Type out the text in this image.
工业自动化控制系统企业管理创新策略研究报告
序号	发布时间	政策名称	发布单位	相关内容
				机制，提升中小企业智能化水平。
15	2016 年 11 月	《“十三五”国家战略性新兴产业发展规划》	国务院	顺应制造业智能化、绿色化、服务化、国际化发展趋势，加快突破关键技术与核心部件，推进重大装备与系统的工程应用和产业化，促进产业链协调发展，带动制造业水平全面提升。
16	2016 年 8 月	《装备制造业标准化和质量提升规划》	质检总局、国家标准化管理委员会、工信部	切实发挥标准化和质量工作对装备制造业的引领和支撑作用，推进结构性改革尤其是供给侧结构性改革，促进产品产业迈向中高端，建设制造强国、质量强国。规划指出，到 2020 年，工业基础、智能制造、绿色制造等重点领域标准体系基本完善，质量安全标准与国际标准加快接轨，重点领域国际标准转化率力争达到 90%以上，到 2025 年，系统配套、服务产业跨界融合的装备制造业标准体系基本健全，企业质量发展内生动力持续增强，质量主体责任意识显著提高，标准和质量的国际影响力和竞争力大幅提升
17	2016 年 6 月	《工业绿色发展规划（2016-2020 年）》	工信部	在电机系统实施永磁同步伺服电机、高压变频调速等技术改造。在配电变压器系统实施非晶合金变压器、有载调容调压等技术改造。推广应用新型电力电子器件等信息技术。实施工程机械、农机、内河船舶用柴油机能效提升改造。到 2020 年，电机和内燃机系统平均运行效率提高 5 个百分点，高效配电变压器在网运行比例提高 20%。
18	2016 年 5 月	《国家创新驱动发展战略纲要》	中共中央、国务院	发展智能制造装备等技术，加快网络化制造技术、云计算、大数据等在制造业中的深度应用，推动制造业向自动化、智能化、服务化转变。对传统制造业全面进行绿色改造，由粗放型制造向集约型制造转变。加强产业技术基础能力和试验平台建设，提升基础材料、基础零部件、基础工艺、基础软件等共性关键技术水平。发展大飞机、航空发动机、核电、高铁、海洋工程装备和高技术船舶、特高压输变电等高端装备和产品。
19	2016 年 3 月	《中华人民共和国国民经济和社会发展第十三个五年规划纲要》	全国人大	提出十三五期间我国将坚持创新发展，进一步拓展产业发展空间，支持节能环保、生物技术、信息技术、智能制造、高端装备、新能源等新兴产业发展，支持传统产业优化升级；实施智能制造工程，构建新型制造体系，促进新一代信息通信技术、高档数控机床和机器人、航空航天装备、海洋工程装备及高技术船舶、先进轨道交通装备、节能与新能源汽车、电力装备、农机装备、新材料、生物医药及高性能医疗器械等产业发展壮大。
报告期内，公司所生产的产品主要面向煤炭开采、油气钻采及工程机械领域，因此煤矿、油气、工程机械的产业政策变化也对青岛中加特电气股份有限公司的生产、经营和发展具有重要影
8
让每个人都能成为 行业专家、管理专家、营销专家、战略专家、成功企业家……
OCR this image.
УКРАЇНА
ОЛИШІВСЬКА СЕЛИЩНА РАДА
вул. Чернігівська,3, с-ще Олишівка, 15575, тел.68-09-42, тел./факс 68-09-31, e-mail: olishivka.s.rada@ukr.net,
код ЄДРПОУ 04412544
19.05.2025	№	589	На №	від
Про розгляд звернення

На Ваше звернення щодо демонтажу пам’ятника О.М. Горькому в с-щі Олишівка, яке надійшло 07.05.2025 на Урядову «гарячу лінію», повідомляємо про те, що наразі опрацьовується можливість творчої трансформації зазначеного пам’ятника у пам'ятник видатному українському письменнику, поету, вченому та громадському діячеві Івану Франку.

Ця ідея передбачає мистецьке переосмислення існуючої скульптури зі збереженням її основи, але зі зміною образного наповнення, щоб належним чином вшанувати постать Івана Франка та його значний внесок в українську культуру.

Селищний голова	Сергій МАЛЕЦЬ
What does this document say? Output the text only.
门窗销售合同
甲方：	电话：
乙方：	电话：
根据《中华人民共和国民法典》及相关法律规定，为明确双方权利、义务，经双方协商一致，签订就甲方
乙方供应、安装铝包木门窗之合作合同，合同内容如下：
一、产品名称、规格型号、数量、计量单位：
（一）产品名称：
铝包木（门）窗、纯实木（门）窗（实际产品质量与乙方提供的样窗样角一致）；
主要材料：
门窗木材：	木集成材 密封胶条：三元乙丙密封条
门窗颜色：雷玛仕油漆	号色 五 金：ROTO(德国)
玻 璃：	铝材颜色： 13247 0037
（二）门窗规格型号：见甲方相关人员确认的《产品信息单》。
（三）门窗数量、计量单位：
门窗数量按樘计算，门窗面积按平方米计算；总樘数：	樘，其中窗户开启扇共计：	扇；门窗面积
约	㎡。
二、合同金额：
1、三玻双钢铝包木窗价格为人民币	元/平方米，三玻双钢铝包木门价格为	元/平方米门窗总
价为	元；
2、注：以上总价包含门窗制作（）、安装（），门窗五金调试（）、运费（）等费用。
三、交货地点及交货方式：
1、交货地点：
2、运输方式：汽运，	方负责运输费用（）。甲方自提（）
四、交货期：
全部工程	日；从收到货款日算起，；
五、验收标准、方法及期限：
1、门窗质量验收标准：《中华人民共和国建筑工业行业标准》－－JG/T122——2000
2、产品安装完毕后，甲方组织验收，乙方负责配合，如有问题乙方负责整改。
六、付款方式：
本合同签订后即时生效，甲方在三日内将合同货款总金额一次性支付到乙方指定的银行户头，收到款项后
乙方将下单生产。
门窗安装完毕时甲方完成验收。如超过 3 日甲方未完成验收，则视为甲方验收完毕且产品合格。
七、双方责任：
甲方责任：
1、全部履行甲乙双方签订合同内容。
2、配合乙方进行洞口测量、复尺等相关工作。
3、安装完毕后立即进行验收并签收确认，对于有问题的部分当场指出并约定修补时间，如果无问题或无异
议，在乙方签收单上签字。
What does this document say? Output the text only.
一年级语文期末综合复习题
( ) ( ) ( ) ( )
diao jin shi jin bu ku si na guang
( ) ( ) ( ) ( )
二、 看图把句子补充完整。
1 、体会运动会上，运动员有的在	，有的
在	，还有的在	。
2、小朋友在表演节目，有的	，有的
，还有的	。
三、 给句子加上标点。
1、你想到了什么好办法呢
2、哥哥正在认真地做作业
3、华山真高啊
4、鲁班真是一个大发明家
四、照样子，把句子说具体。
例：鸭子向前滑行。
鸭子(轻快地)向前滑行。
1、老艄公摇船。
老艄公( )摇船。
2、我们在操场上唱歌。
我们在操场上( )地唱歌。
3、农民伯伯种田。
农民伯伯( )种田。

* [BRIEF]: Copy out each record exactly as given, omitting none.

* [TASK RESULT]:
Type out the text in this image.
工业自动化控制系统企业管理创新策略研究报告
序号	发布时间	政策名称	发布单位	相关内容
				机制，提升中小企业智能化水平。
15	2016 年 11 月	《“十三五”国家战略性新兴产业发展规划》	国务院	顺应制造业智能化、绿色化、服务化、国际化发展趋势，加快突破关键技术与核心部件，推进重大装备与系统的工程应用和产业化，促进产业链协调发展，带动制造业水平全面提升。
16	2016 年 8 月	《装备制造业标准化和质量提升规划》	质检总局、国家标准化管理委员会、工信部	切实发挥标准化和质量工作对装备制造业的引领和支撑作用，推进结构性改革尤其是供给侧结构性改革，促进产品产业迈向中高端，建设制造强国、质量强国。规划指出，到 2020 年，工业基础、智能制造、绿色制造等重点领域标准体系基本完善，质量安全标准与国际标准加快接轨，重点领域国际标准转化率力争达到 90%以上，到 2025 年，系统配套、服务产业跨界融合的装备制造业标准体系基本健全，企业质量发展内生动力持续增强，质量主体责任意识显著提高，标准和质量的国际影响力和竞争力大幅提升
17	2016 年 6 月	《工业绿色发展规划（2016-2020 年）》	工信部	在电机系统实施永磁同步伺服电机、高压变频调速等技术改造。在配电变压器系统实施非晶合金变压器、有载调容调压等技术改造。推广应用新型电力电子器件等信息技术。实施工程机械、农机、内河船舶用柴油机能效提升改造。到 2020 年，电机和内燃机系统平均运行效率提高 5 个百分点，高效配电变压器在网运行比例提高 20%。
18	2016 年 5 月	《国家创新驱动发展战略纲要》	中共中央、国务院	发展智能制造装备等技术，加快网络化制造技术、云计算、大数据等在制造业中的深度应用，推动制造业向自动化、智能化、服务化转变。对传统制造业全面进行绿色改造，由粗放型制造向集约型制造转变。加强产业技术基础能力和试验平台建设，提升基础材料、基础零部件、基础工艺、基础软件等共性关键技术水平。发展大飞机、航空发动机、核电、高铁、海洋工程装备和高技术船舶、特高压输变电等高端装备和产品。
19	2016 年 3 月	《中华人民共和国国民经济和社会发展第十三个五年规划纲要》	全国人大	提出十三五期间我国将坚持创新发展，进一步拓展产业发展空间，支持节能环保、生物技术、信息技术、智能制造、高端装备、新能源等新兴产业发展，支持传统产业优化升级；实施智能制造工程，构建新型制造体系，促进新一代信息通信技术、高档数控机床和机器人、航空航天装备、海洋工程装备及高技术船舶、先进轨道交通装备、节能与新能源汽车、电力装备、农机装备、新材料、生物医药及高性能医疗器械等产业发展壮大。
报告期内，公司所生产的产品主要面向煤炭开采、油气钻采及工程机械领域，因此煤矿、油气、工程机械的产业政策变化也对青岛中加特电气股份有限公司的生产、经营和发展具有重要影
8
让每个人都能成为 行业专家、管理专家、营销专家、战略专家、成功企业家……
OCR this image.
УКРАЇНА
ОЛИШІВСЬКА СЕЛИЩНА РАДА
вул. Чернігівська,3, с-ще Олишівка, 15575, тел.68-09-42, тел./факс 68-09-31, e-mail: olishivka.s.rada@ukr.net,
код ЄДРПОУ 04412544
19.05.2025	№	589	На №	від
Про розгляд звернення

На Ваше звернення щодо демонтажу пам’ятника О.М. Горькому в с-щі Олишівка, яке надійшло 07.05.2025 на Урядову «гарячу лінію», повідомляємо про те, що наразі опрацьовується можливість творчої трансформації зазначеного пам’ятника у пам'ятник видатному українському письменнику, поету, вченому та громадському діячеві Івану Франку.

Ця ідея передбачає мистецьке переосмислення існуючої скульптури зі збереженням її основи, але зі зміною образного наповнення, щоб належним чином вшанувати постать Івана Франка та його значний внесок в українську культуру.

Селищний голова	Сергій МАЛЕЦЬ
What does this document say? Output the text only.
门窗销售合同
甲方：	电话：
乙方：	电话：
根据《中华人民共和国民法典》及相关法律规定，为明确双方权利、义务，经双方协商一致，签订就甲方
乙方供应、安装铝包木门窗之合作合同，合同内容如下：
一、产品名称、规格型号、数量、计量单位：
（一）产品名称：
铝包木（门）窗、纯实木（门）窗（实际产品质量与乙方提供的样窗样角一致）；
主要材料：
门窗木材：	木集成材 密封胶条：三元乙丙密封条
门窗颜色：雷玛仕油漆	号色 五 金：ROTO(德国)
玻 璃：	铝材颜色： 13247 0037
（二）门窗规格型号：见甲方相关人员确认的《产品信息单》。
（三）门窗数量、计量单位：
门窗数量按樘计算，门窗面积按平方米计算；总樘数：	樘，其中窗户开启扇共计：	扇；门窗面积
约	㎡。
二、合同金额：
1、三玻双钢铝包木窗价格为人民币	元/平方米，三玻双钢铝包木门价格为	元/平方米门窗总
价为	元；
2、注：以上总价包含门窗制作（）、安装（），门窗五金调试（）、运费（）等费用。
三、交货地点及交货方式：
1、交货地点：
2、运输方式：汽运，	方负责运输费用（）。甲方自提（）
四、交货期：
全部工程	日；从收到货款日算起，；
五、验收标准、方法及期限：
1、门窗质量验收标准：《中华人民共和国建筑工业行业标准》－－JG/T122——2000
2、产品安装完毕后，甲方组织验收，乙方负责配合，如有问题乙方负责整改。
六、付款方式：
本合同签订后即时生效，甲方在三日内将合同货款总金额一次性支付到乙方指定的银行户头，收到款项后
乙方将下单生产。
门窗安装完毕时甲方完成验收。如超过 3 日甲方未完成验收，则视为甲方验收完毕且产品合格。
七、双方责任：
甲方责任：
1、全部履行甲乙双方签订合同内容。
2、配合乙方进行洞口测量、复尺等相关工作。
3、安装完毕后立即进行验收并签收确认，对于有问题的部分当场指出并约定修补时间，如果无问题或无异
议，在乙方签收单上签字。
What does this document say? Output the text only.
一年级语文期末综合复习题
( ) ( ) ( ) ( )
diao jin shi jin bu ku si na guang
( ) ( ) ( ) ( )
二、 看图把句子补充完整。
1 、体会运动会上，运动员有的在	，有的
在	，还有的在	。
2、小朋友在表演节目，有的	，有的
，还有的	。
三、 给句子加上标点。
1、你想到了什么好办法呢
2、哥哥正在认真地做作业
3、华山真高啊
4、鲁班真是一个大发明家
四、照样子，把句子说具体。
例：鸭子向前滑行。
鸭子(轻快地)向前滑行。
1、老艄公摇船。
老艄公( )摇船。
2、我们在操场上唱歌。
我们在操场上( )地唱歌。
3、农民伯伯种田。
农民伯伯( )种田。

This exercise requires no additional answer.